== EXCERPTED PASSAGE
As far as electron-powered head-benders go, the Porsche Taycan Turbo GT runs with the front of the pack. We’re talking 1,019 horsepower, zero-to-60 mph in under two seconds, and active suspension for a remarkable sense of control. It’s the sort of car that could give you a god complex as it completely and utterly recalibrates your benchmark for quick. The top Taycan is also an expensive German luxury sedan, which means that when this one popped up on Cars & Bids, its sheer depreciation made me wince.
For much of the past half-century, nothing has depreciated quite like expensive German luxury sedans. Scores of S-Class, 7 Series, A8, and Phaeton owners (okay, maybe not scores of Phaeton owners) can testify to taking a serious value hit come trade-in time. However, when electric cars became mainstream, they started to push the envelope on depreciation, too. So what happens when you combine these two traits? Let’s have a look.
This particular Taycan Turbo GT’s story starts in November of 2024, when it rolled onto the lot of Porsche Palm Springs sporting a window sticker featuring $20,490 in options. The Pale Blue Metallic paint was $2,850, the upholstery and trim ran an extra $2,020, the dimming panoramic roof was $4,760, the RS Spyder Design wheels were $600, the illuminated Porsche wordmark on the rear was $460, the Burmester sound system was a whopping $5,810, the passenger display was $1,490, the 360-degree camera system was $830, and the HUD was $1,670. The grand total? A heavy $252,485, including freight.

The first owner took delivery in March of 2025, initially as a six-month lease, probably as a way of gaming the EV tax credit of the time. This Taycan’s Carfax report then shows that the first owner bought out the lease after 3,855 miles and enjoyed this ridiculously powerful EV for around 150 more miles before choosing to have it listed for sale that September. Talk about short-term ownership.
====
• **REQUIRED WORK**:
1 – In the passage about the Porsche Taycan Turbo GT, how much did the Burmester sound system option cost?
2 – Write the next part of the passage about the Porsche Taycan Turbo GT, beginning after its final sentence.
== INFORMATION SHOWN
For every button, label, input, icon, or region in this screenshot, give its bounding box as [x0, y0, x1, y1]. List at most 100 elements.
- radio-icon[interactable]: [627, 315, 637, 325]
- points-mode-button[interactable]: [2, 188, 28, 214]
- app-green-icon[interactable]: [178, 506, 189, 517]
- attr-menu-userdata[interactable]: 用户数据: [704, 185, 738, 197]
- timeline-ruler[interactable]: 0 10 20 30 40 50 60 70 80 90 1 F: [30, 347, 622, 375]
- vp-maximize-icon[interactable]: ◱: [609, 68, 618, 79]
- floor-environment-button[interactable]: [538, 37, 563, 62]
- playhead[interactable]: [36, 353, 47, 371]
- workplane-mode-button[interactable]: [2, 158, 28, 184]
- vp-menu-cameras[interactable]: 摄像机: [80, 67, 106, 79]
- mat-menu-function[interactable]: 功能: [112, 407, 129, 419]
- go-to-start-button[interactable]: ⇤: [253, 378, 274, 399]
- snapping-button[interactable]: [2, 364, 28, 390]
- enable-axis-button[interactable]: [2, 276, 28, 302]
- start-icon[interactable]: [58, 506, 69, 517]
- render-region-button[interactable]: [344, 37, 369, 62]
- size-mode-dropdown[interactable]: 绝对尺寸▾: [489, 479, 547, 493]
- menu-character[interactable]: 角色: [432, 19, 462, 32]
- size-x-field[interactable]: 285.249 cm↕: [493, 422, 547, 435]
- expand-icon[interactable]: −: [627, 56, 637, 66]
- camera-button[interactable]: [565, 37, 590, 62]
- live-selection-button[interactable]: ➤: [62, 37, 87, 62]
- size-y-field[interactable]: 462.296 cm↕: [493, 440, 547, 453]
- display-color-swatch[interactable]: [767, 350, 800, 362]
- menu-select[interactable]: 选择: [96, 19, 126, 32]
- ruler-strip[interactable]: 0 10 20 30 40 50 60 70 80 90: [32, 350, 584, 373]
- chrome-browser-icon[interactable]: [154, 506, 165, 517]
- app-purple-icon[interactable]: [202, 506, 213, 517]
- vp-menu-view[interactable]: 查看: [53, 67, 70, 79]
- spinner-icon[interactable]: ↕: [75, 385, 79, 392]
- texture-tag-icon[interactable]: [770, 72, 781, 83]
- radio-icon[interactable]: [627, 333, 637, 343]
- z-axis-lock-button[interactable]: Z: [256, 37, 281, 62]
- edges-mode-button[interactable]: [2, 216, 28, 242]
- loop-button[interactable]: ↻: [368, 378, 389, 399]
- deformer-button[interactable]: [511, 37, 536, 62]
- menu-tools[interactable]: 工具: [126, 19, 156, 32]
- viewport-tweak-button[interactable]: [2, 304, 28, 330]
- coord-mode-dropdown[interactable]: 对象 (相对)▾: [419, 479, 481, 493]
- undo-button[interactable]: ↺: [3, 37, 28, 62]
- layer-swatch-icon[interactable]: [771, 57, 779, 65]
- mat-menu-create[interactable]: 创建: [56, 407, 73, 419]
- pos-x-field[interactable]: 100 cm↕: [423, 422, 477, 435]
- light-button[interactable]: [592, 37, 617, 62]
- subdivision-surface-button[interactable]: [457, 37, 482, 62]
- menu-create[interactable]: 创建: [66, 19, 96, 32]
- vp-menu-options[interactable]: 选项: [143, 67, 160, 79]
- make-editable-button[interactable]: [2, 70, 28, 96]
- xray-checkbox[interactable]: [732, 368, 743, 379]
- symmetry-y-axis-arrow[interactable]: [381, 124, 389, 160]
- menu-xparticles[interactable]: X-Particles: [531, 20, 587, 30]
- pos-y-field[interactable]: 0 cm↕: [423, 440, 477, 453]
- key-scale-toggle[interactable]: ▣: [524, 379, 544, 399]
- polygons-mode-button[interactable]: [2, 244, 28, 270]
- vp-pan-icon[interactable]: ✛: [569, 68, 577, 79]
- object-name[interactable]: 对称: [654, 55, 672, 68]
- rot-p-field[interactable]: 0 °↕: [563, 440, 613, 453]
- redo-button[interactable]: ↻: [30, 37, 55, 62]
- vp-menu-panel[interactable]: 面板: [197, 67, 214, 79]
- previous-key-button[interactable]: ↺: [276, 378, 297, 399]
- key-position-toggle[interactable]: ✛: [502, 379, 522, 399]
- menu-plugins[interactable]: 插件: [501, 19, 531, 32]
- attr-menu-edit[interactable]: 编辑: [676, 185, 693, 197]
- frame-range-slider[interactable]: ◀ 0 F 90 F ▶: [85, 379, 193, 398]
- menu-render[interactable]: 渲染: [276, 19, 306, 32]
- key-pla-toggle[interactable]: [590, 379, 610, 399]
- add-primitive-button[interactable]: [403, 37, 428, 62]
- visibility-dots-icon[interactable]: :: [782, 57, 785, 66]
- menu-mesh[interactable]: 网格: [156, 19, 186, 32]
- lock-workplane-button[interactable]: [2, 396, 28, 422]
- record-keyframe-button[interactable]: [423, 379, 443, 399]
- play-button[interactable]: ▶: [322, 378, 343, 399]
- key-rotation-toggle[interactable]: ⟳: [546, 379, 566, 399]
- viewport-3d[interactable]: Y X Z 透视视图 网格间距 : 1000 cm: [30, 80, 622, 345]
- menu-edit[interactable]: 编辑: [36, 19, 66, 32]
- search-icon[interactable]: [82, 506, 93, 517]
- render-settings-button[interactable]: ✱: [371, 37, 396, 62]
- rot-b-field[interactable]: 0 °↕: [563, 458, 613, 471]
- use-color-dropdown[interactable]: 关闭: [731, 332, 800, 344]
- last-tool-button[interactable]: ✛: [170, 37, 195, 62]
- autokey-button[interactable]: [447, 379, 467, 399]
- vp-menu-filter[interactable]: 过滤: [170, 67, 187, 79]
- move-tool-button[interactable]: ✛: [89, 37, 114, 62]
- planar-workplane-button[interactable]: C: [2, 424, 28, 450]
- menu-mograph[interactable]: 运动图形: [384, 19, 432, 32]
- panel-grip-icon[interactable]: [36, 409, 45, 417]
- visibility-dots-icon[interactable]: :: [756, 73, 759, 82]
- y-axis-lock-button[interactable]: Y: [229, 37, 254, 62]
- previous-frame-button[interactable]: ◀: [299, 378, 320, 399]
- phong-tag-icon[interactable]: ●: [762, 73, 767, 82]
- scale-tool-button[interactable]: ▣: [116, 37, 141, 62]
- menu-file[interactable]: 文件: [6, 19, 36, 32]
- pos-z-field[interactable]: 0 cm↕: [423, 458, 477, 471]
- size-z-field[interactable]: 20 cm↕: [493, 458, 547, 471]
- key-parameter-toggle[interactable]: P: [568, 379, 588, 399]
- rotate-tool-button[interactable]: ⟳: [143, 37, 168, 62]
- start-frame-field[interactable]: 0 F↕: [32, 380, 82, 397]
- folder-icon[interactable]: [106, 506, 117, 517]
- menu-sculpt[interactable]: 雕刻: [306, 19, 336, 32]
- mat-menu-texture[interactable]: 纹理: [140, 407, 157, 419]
====
• **RESPONSE LIST**:
1 – $5,810

2 –
From there, the second owner took delivery, and the car went to North Carolina, where it racked up nearly 5,000 more miles with no funny stories. Dealer service history? Check. A clean report as far as collisions and other claims go? Check. Paint protection film to keep it nice? You bet. However, a mere seven months after the second owner signed on the dotted line, the decision was made to send this Taycan Turbo GT on to its next keeper via a Cars & Bids auction.

Perhaps unsurprisingly, there aren’t many of these up for sale on the second-hand market, and asking prices in traditional classified ads vary wildly. Only one had gone under the gavel before, and not only was it the Weissach Package model with no rear seats, but it failed to meet reserve on Bring A Trailer. We were about to see what a second-hand Taycan Turbo GT was actually worth, and as the bids crossed the $126,000 mark, the pace really heated up. It would end up topping out at $162,000, but there was a bit of a problem: That high bid didn’t meet the seller’s reserve price.

Normally, this would mean the excitement was over, but not only does Cars & Bids allow seller and top bidders to try to close the reserve gap after the auction’s over, it posts the actual transaction price for all to see. So, what’s an 8,700-mile 2025 Porsche Taycan Turbo GT actually worth? In this case, $168,000. Oof.

For those keeping track at home, that’s $84,485 in depreciation in a little over a year since the first owner took delivery, or $9.71 in depreciation per mile, or $188.58 per day. While that doesn’t quite catch the per-day depreciation of the Lucid Air I wrote about in 2024, this Taycan Turbo GT was previously owned for a significantly longer period of time.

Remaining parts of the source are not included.